• **Work to complete**: Review the listing and copy each line that holds the word "name".

• **Records**:
__________________________________________________

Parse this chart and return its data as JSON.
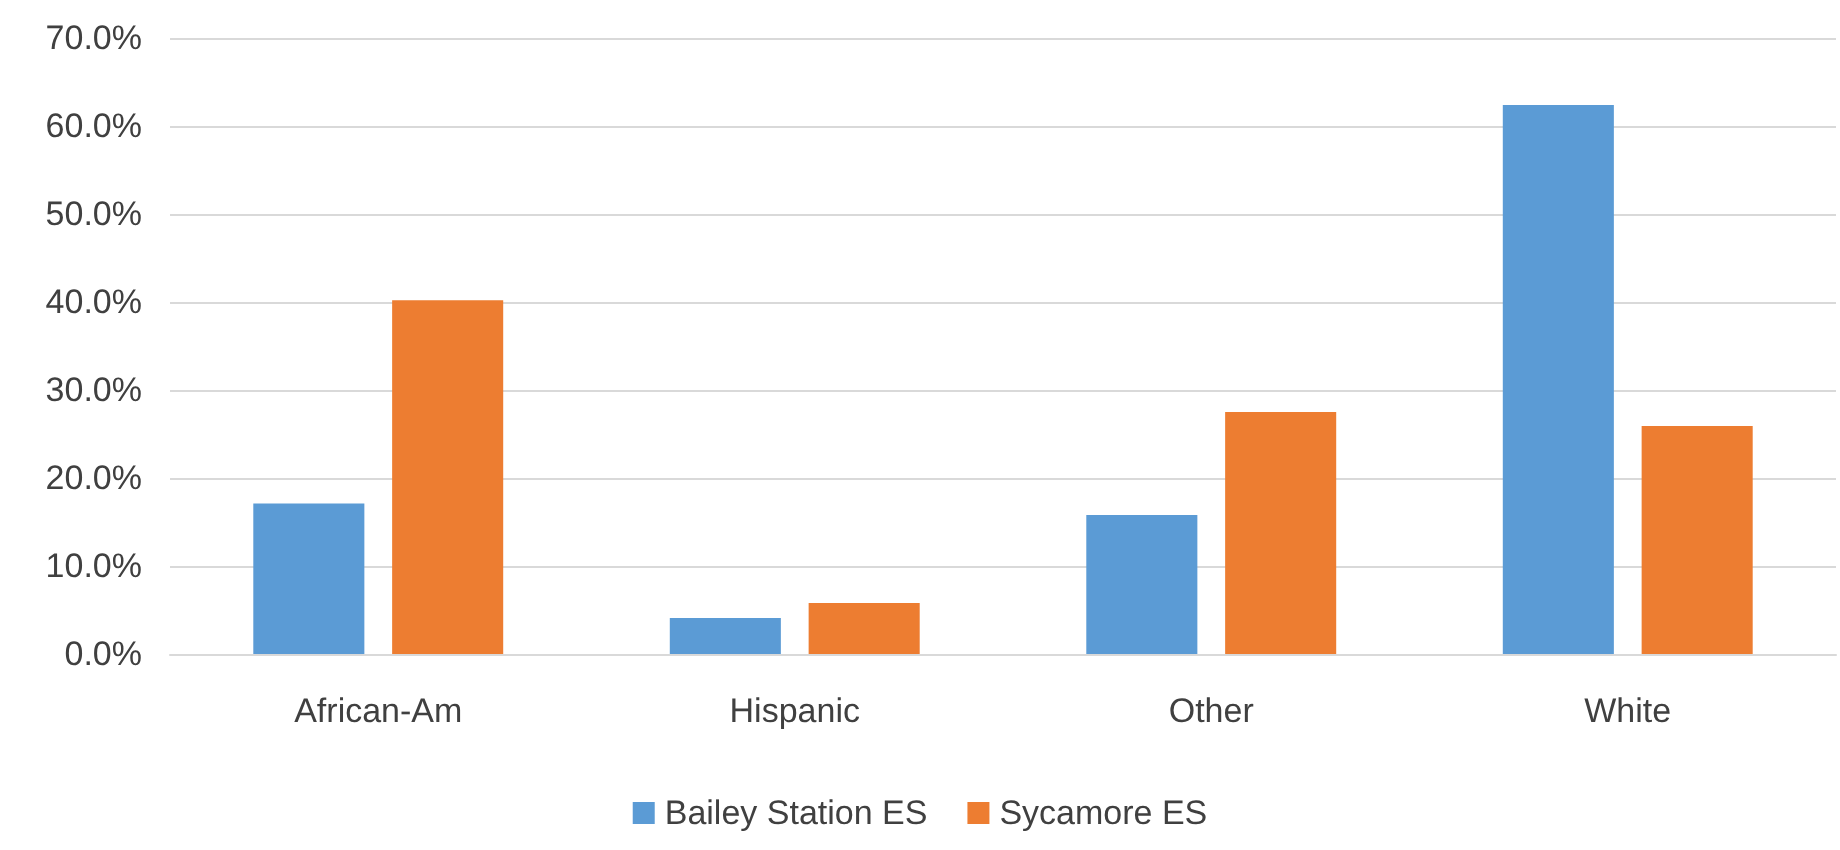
{
  "chart_data": {
    "type": "bar",
    "categories": [
      "African-Am",
      "Hispanic",
      "Other",
      "White"
    ],
    "series": [
      {
        "name": "Bailey Station ES",
        "color": "#5b9bd5",
        "values": [
          17.1,
          4.1,
          15.8,
          62.4
        ]
      },
      {
        "name": "Sycamore ES",
        "color": "#ed7d31",
        "values": [
          40.2,
          5.8,
          27.5,
          25.9
        ]
      }
    ],
    "ylim": [
      0,
      70
    ],
    "yticks": [
      {
        "value": 0,
        "label": "0.0%"
      },
      {
        "value": 10,
        "label": "10.0%"
      },
      {
        "value": 20,
        "label": "20.0%"
      },
      {
        "value": 30,
        "label": "30.0%"
      },
      {
        "value": 40,
        "label": "40.0%"
      },
      {
        "value": 50,
        "label": "50.0%"
      },
      {
        "value": 60,
        "label": "60.0%"
      },
      {
        "value": 70,
        "label": "70.0%"
      }
    ],
    "grid": "y",
    "legend": "bottom"
  }
}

__________________________________________________

• **The reply**:
        "name": "Bailey Station ES",
        "name": "Sycamore ES",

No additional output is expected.